Task to complete:
Please output the lines shown below exactly as they appear.

Available records:
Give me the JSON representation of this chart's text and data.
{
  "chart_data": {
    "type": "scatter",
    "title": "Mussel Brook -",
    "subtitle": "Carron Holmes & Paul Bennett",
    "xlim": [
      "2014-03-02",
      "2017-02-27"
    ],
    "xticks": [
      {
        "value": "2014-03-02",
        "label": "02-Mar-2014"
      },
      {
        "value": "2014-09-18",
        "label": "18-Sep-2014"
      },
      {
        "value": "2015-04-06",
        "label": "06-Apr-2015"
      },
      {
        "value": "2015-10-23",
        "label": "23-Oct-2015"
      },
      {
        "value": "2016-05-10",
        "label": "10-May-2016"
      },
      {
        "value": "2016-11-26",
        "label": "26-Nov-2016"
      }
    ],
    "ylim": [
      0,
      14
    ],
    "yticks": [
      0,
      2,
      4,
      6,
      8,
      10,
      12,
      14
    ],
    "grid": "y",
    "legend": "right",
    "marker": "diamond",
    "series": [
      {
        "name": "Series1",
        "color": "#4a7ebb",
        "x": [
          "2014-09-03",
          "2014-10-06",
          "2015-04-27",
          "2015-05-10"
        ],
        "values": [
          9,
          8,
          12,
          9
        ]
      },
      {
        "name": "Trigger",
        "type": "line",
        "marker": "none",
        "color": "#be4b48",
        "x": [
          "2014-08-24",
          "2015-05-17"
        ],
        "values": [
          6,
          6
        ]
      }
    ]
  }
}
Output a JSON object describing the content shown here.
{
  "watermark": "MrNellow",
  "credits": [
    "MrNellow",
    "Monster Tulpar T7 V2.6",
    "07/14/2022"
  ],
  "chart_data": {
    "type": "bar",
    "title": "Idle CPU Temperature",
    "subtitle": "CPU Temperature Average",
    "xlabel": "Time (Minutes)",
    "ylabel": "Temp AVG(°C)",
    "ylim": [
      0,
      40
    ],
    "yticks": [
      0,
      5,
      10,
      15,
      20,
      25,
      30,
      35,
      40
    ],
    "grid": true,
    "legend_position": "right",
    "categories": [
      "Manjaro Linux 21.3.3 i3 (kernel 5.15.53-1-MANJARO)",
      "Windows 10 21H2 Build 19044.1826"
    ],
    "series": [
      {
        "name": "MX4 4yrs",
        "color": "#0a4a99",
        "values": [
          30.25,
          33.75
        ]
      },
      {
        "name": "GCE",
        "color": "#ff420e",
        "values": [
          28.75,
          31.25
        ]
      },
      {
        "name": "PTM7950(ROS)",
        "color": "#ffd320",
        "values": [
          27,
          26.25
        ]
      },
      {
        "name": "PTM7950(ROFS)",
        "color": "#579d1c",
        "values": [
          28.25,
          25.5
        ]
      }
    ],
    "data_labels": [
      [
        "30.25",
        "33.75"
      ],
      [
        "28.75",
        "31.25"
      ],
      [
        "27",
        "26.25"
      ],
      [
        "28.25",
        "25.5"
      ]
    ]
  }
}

Response:
Give me the JSON representation of this chart's text and data.
{
  "chart_data": {
    "type": "scatter",
    "title": "Mussel Brook -",
    "subtitle": "Carron Holmes & Paul Bennett",
    "xlim": [
      "2014-03-02",
      "2017-02-27"
    ],
    "xticks": [
      {
        "value": "2014-03-02",
        "label": "02-Mar-2014"
      },
      {
        "value": "2014-09-18",
        "label": "18-Sep-2014"
      },
      {
        "value": "2015-04-06",
        "label": "06-Apr-2015"
      },
      {
        "value": "2015-10-23",
        "label": "23-Oct-2015"
      },
      {
        "value": "2016-05-10",
        "label": "10-May-2016"
      },
      {
        "value": "2016-11-26",
        "label": "26-Nov-2016"
      }
    ],
    "ylim": [
      0,
      14
    ],
    "yticks": [
      0,
      2,
      4,
      6,
      8,
      10,
      12,
      14
    ],
    "grid": "y",
    "legend": "right",
    "marker": "diamond",
    "series": [
      {
        "name": "Series1",
        "color": "#4a7ebb",
        "x": [
          "2014-09-03",
          "2014-10-06",
          "2015-04-27",
          "2015-05-10"
        ],
        "values": [
          9,
          8,
          12,
          9
        ]
      },
      {
        "name": "Trigger",
        "type": "line",
        "marker": "none",
        "color": "#be4b48",
        "x": [
          "2014-08-24",
          "2015-05-17"
        ],
        "values": [
          6,
          6
        ]
      }
    ]
  }
}
Output a JSON object describing the content shown here.
{
  "watermark": "MrNellow",
  "credits": [
    "MrNellow",
    "Monster Tulpar T7 V2.6",
    "07/14/2022"
  ],
  "chart_data": {
    "type": "bar",
    "title": "Idle CPU Temperature",
    "subtitle": "CPU Temperature Average",
    "xlabel": "Time (Minutes)",
    "ylabel": "Temp AVG(°C)",
    "ylim": [
      0,
      40
    ],
    "yticks": [
      0,
      5,
      10,
      15,
      20,
      25,
      30,
      35,
      40
    ],
    "grid": true,
    "legend_position": "right",
    "categories": [
      "Manjaro Linux 21.3.3 i3 (kernel 5.15.53-1-MANJARO)",
      "Windows 10 21H2 Build 19044.1826"
    ],
    "series": [
      {
        "name": "MX4 4yrs",
        "color": "#0a4a99",
        "values": [
          30.25,
          33.75
        ]
      },
      {
        "name": "GCE",
        "color": "#ff420e",
        "values": [
          28.75,
          31.25
        ]
      },
      {
        "name": "PTM7950(ROS)",
        "color": "#ffd320",
        "values": [
          27,
          26.25
        ]
      },
      {
        "name": "PTM7950(ROFS)",
        "color": "#579d1c",
        "values": [
          28.25,
          25.5
        ]
      }
    ],
    "data_labels": [
      [
        "30.25",
        "33.75"
      ],
      [
        "28.75",
        "31.25"
      ],
      [
        "27",
        "26.25"
      ],
      [
        "28.25",
        "25.5"
      ]
    ]
  }
}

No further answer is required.